##### SUPPLIED MATERIAL #####
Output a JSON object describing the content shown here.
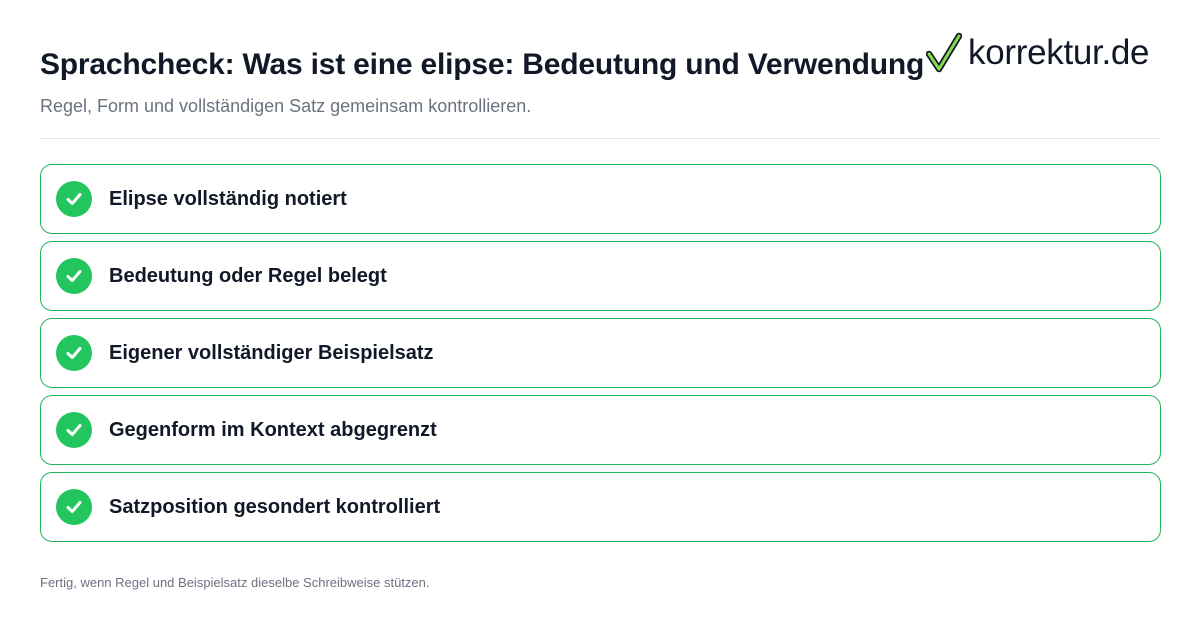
{
  "header": {
    "title": "Sprachcheck: Was ist eine elipse: Bedeutung und Verwendung",
    "subtitle": "Regel, Form und vollständigen Satz gemeinsam kontrollieren."
  },
  "logo": {
    "icon": "checkmark-icon",
    "text": "korrektur.de"
  },
  "checklist": {
    "items": [
      {
        "label": "Elipse vollständig notiert",
        "icon": "check-circle-icon",
        "status": "checked"
      },
      {
        "label": "Bedeutung oder Regel belegt",
        "icon": "check-circle-icon",
        "status": "checked"
      },
      {
        "label": "Eigener vollständiger Beispielsatz",
        "icon": "check-circle-icon",
        "status": "checked"
      },
      {
        "label": "Gegenform im Kontext abgegrenzt",
        "icon": "check-circle-icon",
        "status": "checked"
      },
      {
        "label": "Satzposition gesondert kontrolliert",
        "icon": "check-circle-icon",
        "status": "checked"
      }
    ]
  },
  "footer": {
    "note": "Fertig, wenn Regel und Beispielsatz dieselbe Schreibweise stützen."
  },
  "colors": {
    "accent": "#22c55e",
    "border": "#22b35e",
    "text": "#111827",
    "muted": "#6b7280"
  }
}
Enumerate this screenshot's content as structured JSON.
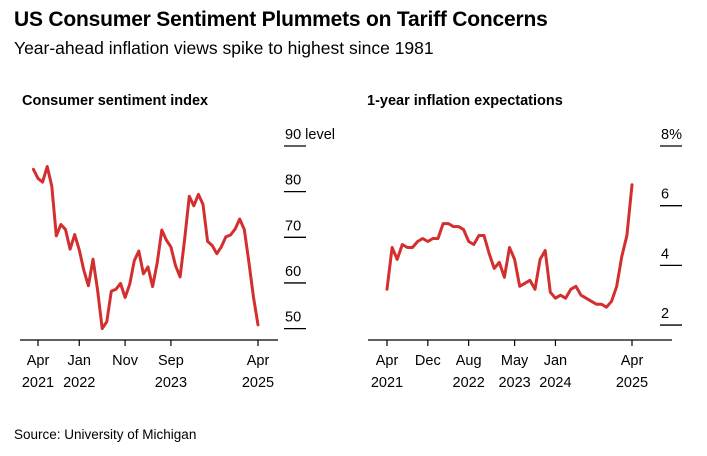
{
  "title": "US Consumer Sentiment Plummets on Tariff Concerns",
  "subtitle": "Year-ahead inflation views spike to highest since 1981",
  "source": "Source: University of Michigan",
  "colors": {
    "line": "#d32f2f",
    "axis": "#000000"
  },
  "chart_data": [
    {
      "type": "line",
      "title": "Consumer sentiment index",
      "y_unit": "level",
      "ylim": [
        47.5,
        90
      ],
      "yticks": [
        {
          "value": 90,
          "label": "90"
        },
        {
          "value": 80,
          "label": "80"
        },
        {
          "value": 70,
          "label": "70"
        },
        {
          "value": 60,
          "label": "60"
        },
        {
          "value": 50,
          "label": "50"
        }
      ],
      "xticks": [
        {
          "date": "2021-04",
          "line1": "Apr",
          "line2": "2021"
        },
        {
          "date": "2022-01",
          "line1": "Jan",
          "line2": "2022"
        },
        {
          "date": "2022-11",
          "line1": "Nov",
          "line2": ""
        },
        {
          "date": "2023-09",
          "line1": "Sep",
          "line2": "2023"
        },
        {
          "date": "2025-04",
          "line1": "Apr",
          "line2": "2025"
        }
      ],
      "series": [
        {
          "x": [
            "2021-03",
            "2021-04",
            "2021-05",
            "2021-06",
            "2021-07",
            "2021-08",
            "2021-09",
            "2021-10",
            "2021-11",
            "2021-12",
            "2022-01",
            "2022-02",
            "2022-03",
            "2022-04",
            "2022-05",
            "2022-06",
            "2022-07",
            "2022-08",
            "2022-09",
            "2022-10",
            "2022-11",
            "2022-12",
            "2023-01",
            "2023-02",
            "2023-03",
            "2023-04",
            "2023-05",
            "2023-06",
            "2023-07",
            "2023-08",
            "2023-09",
            "2023-10",
            "2023-11",
            "2023-12",
            "2024-01",
            "2024-02",
            "2024-03",
            "2024-04",
            "2024-05",
            "2024-06",
            "2024-07",
            "2024-08",
            "2024-09",
            "2024-10",
            "2024-11",
            "2024-12",
            "2025-01",
            "2025-02",
            "2025-03",
            "2025-04"
          ],
          "values": [
            84.9,
            82.9,
            82.1,
            85.5,
            81.2,
            70.3,
            72.8,
            71.7,
            67.4,
            70.6,
            67.2,
            62.8,
            59.4,
            65.2,
            58.4,
            50.0,
            51.5,
            58.2,
            58.6,
            59.9,
            56.8,
            59.7,
            64.9,
            67.0,
            62.0,
            63.5,
            59.2,
            64.4,
            71.6,
            69.4,
            67.9,
            63.8,
            61.3,
            69.7,
            79.0,
            76.9,
            79.4,
            77.2,
            69.1,
            68.2,
            66.4,
            67.9,
            70.1,
            70.5,
            71.8,
            74.0,
            71.7,
            64.7,
            57.0,
            50.8
          ]
        }
      ]
    },
    {
      "type": "line",
      "title": "1-year inflation expectations",
      "y_unit": "%",
      "ylim": [
        1.5,
        8
      ],
      "yticks": [
        {
          "value": 8,
          "label": "8"
        },
        {
          "value": 6,
          "label": "6"
        },
        {
          "value": 4,
          "label": "4"
        },
        {
          "value": 2,
          "label": "2"
        }
      ],
      "xticks": [
        {
          "date": "2021-04",
          "line1": "Apr",
          "line2": "2021"
        },
        {
          "date": "2021-12",
          "line1": "Dec",
          "line2": ""
        },
        {
          "date": "2022-08",
          "line1": "Aug",
          "line2": "2022"
        },
        {
          "date": "2023-05",
          "line1": "May",
          "line2": "2023"
        },
        {
          "date": "2024-01",
          "line1": "Jan",
          "line2": "2024"
        },
        {
          "date": "2025-04",
          "line1": "Apr",
          "line2": "2025"
        }
      ],
      "series": [
        {
          "x": [
            "2021-04",
            "2021-05",
            "2021-06",
            "2021-07",
            "2021-08",
            "2021-09",
            "2021-10",
            "2021-11",
            "2021-12",
            "2022-01",
            "2022-02",
            "2022-03",
            "2022-04",
            "2022-05",
            "2022-06",
            "2022-07",
            "2022-08",
            "2022-09",
            "2022-10",
            "2022-11",
            "2022-12",
            "2023-01",
            "2023-02",
            "2023-03",
            "2023-04",
            "2023-05",
            "2023-06",
            "2023-07",
            "2023-08",
            "2023-09",
            "2023-10",
            "2023-11",
            "2023-12",
            "2024-01",
            "2024-02",
            "2024-03",
            "2024-04",
            "2024-05",
            "2024-06",
            "2024-07",
            "2024-08",
            "2024-09",
            "2024-10",
            "2024-11",
            "2024-12",
            "2025-01",
            "2025-02",
            "2025-03",
            "2025-04"
          ],
          "values": [
            3.2,
            4.6,
            4.2,
            4.7,
            4.6,
            4.6,
            4.8,
            4.9,
            4.8,
            4.9,
            4.9,
            5.4,
            5.4,
            5.3,
            5.3,
            5.2,
            4.8,
            4.7,
            5.0,
            5.0,
            4.4,
            3.9,
            4.1,
            3.6,
            4.6,
            4.2,
            3.3,
            3.4,
            3.5,
            3.2,
            4.2,
            4.5,
            3.1,
            2.9,
            3.0,
            2.9,
            3.2,
            3.3,
            3.0,
            2.9,
            2.8,
            2.7,
            2.7,
            2.6,
            2.8,
            3.3,
            4.3,
            5.0,
            6.7
          ]
        }
      ]
    }
  ]
}
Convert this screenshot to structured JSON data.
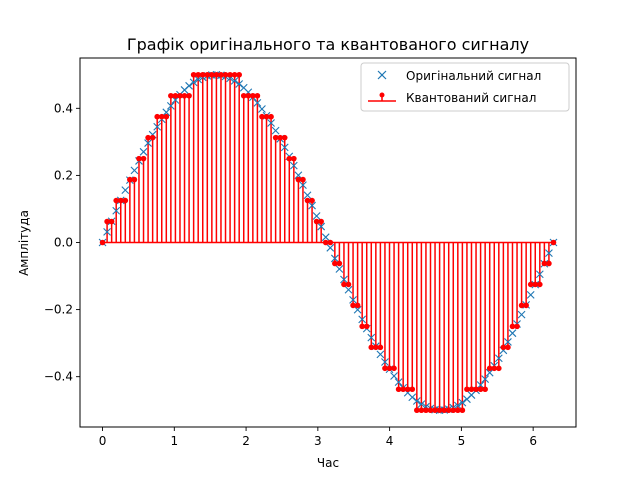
#####
TASK: Please set down each line of the data above exactly as written, without the pictures.

REPLY TO THE EXERCISE:
Output a JSON object describing the content shown here.
{
  "header": {
    "title": "Sprachcheck: Was ist eine elipse: Bedeutung und Verwendung",
    "subtitle": "Regel, Form und vollständigen Satz gemeinsam kontrollieren."
  },
  "logo": {
    "icon": "checkmark-icon",
    "text": "korrektur.de"
  },
  "checklist": {
    "items": [
      {
        "label": "Elipse vollständig notiert",
        "icon": "check-circle-icon",
        "status": "checked"
      },
      {
        "label": "Bedeutung oder Regel belegt",
        "icon": "check-circle-icon",
        "status": "checked"
      },
      {
        "label": "Eigener vollständiger Beispielsatz",
        "icon": "check-circle-icon",
        "status": "checked"
      },
      {
        "label": "Gegenform im Kontext abgegrenzt",
        "icon": "check-circle-icon",
        "status": "checked"
      },
      {
        "label": "Satzposition gesondert kontrolliert",
        "icon": "check-circle-icon",
        "status": "checked"
      }
    ]
  },
  "footer": {
    "note": "Fertig, wenn Regel und Beispielsatz dieselbe Schreibweise stützen."
  },
  "colors": {
    "accent": "#22c55e",
    "border": "#22b35e",
    "text": "#111827",
    "muted": "#6b7280"
  }
}
Enumerate this screenshot's content as structured JSON.
{
  "title": "US Consumer Sentiment Plummets on Tariff Concerns",
  "subtitle": "Year-ahead inflation views spike to highest since 1981",
  "source": "Source: University of Michigan",
  "colors": {
    "line": "#d32f2f",
    "axis": "#000000"
  },
  "chart_data": [
    {
      "type": "line",
      "title": "Consumer sentiment index",
      "y_unit": "level",
      "ylim": [
        47.5,
        90
      ],
      "yticks": [
        {
          "value": 90,
          "label": "90"
        },
        {
          "value": 80,
          "label": "80"
        },
        {
          "value": 70,
          "label": "70"
        },
        {
          "value": 60,
          "label": "60"
        },
        {
          "value": 50,
          "label": "50"
        }
      ],
      "xticks": [
        {
          "date": "2021-04",
          "line1": "Apr",
          "line2": "2021"
        },
        {
          "date": "2022-01",
          "line1": "Jan",
          "line2": "2022"
        },
        {
          "date": "2022-11",
          "line1": "Nov",
          "line2": ""
        },
        {
          "date": "2023-09",
          "line1": "Sep",
          "line2": "2023"
        },
        {
          "date": "2025-04",
          "line1": "Apr",
          "line2": "2025"
        }
      ],
      "series": [
        {
          "x": [
            "2021-03",
            "2021-04",
            "2021-05",
            "2021-06",
            "2021-07",
            "2021-08",
            "2021-09",
            "2021-10",
            "2021-11",
            "2021-12",
            "2022-01",
            "2022-02",
            "2022-03",
            "2022-04",
            "2022-05",
            "2022-06",
            "2022-07",
            "2022-08",
            "2022-09",
            "2022-10",
            "2022-11",
            "2022-12",
            "2023-01",
            "2023-02",
            "2023-03",
            "2023-04",
            "2023-05",
            "2023-06",
            "2023-07",
            "2023-08",
            "2023-09",
            "2023-10",
            "2023-11",
            "2023-12",
            "2024-01",
            "2024-02",
            "2024-03",
            "2024-04",
            "2024-05",
            "2024-06",
            "2024-07",
            "2024-08",
            "2024-09",
            "2024-10",
            "2024-11",
            "2024-12",
            "2025-01",
            "2025-02",
            "2025-03",
            "2025-04"
          ],
          "values": [
            84.9,
            82.9,
            82.1,
            85.5,
            81.2,
            70.3,
            72.8,
            71.7,
            67.4,
            70.6,
            67.2,
            62.8,
            59.4,
            65.2,
            58.4,
            50.0,
            51.5,
            58.2,
            58.6,
            59.9,
            56.8,
            59.7,
            64.9,
            67.0,
            62.0,
            63.5,
            59.2,
            64.4,
            71.6,
            69.4,
            67.9,
            63.8,
            61.3,
            69.7,
            79.0,
            76.9,
            79.4,
            77.2,
            69.1,
            68.2,
            66.4,
            67.9,
            70.1,
            70.5,
            71.8,
            74.0,
            71.7,
            64.7,
            57.0,
            50.8
          ]
        }
      ]
    },
    {
      "type": "line",
      "title": "1-year inflation expectations",
      "y_unit": "%",
      "ylim": [
        1.5,
        8
      ],
      "yticks": [
        {
          "value": 8,
          "label": "8"
        },
        {
          "value": 6,
          "label": "6"
        },
        {
          "value": 4,
          "label": "4"
        },
        {
          "value": 2,
          "label": "2"
        }
      ],
      "xticks": [
        {
          "date": "2021-04",
          "line1": "Apr",
          "line2": "2021"
        },
        {
          "date": "2021-12",
          "line1": "Dec",
          "line2": ""
        },
        {
          "date": "2022-08",
          "line1": "Aug",
          "line2": "2022"
        },
        {
          "date": "2023-05",
          "line1": "May",
          "line2": "2023"
        },
        {
          "date": "2024-01",
          "line1": "Jan",
          "line2": "2024"
        },
        {
          "date": "2025-04",
          "line1": "Apr",
          "line2": "2025"
        }
      ],
      "series": [
        {
          "x": [
            "2021-04",
            "2021-05",
            "2021-06",
            "2021-07",
            "2021-08",
            "2021-09",
            "2021-10",
            "2021-11",
            "2021-12",
            "2022-01",
            "2022-02",
            "2022-03",
            "2022-04",
            "2022-05",
            "2022-06",
            "2022-07",
            "2022-08",
            "2022-09",
            "2022-10",
            "2022-11",
            "2022-12",
            "2023-01",
            "2023-02",
            "2023-03",
            "2023-04",
            "2023-05",
            "2023-06",
            "2023-07",
            "2023-08",
            "2023-09",
            "2023-10",
            "2023-11",
            "2023-12",
            "2024-01",
            "2024-02",
            "2024-03",
            "2024-04",
            "2024-05",
            "2024-06",
            "2024-07",
            "2024-08",
            "2024-09",
            "2024-10",
            "2024-11",
            "2024-12",
            "2025-01",
            "2025-02",
            "2025-03",
            "2025-04"
          ],
          "values": [
            3.2,
            4.6,
            4.2,
            4.7,
            4.6,
            4.6,
            4.8,
            4.9,
            4.8,
            4.9,
            4.9,
            5.4,
            5.4,
            5.3,
            5.3,
            5.2,
            4.8,
            4.7,
            5.0,
            5.0,
            4.4,
            3.9,
            4.1,
            3.6,
            4.6,
            4.2,
            3.3,
            3.4,
            3.5,
            3.2,
            4.2,
            4.5,
            3.1,
            2.9,
            3.0,
            2.9,
            3.2,
            3.3,
            3.0,
            2.9,
            2.8,
            2.7,
            2.7,
            2.6,
            2.8,
            3.3,
            4.3,
            5.0,
            6.7
          ]
        }
      ]
    }
  ]
}
Convert this screenshot to structured JSON data.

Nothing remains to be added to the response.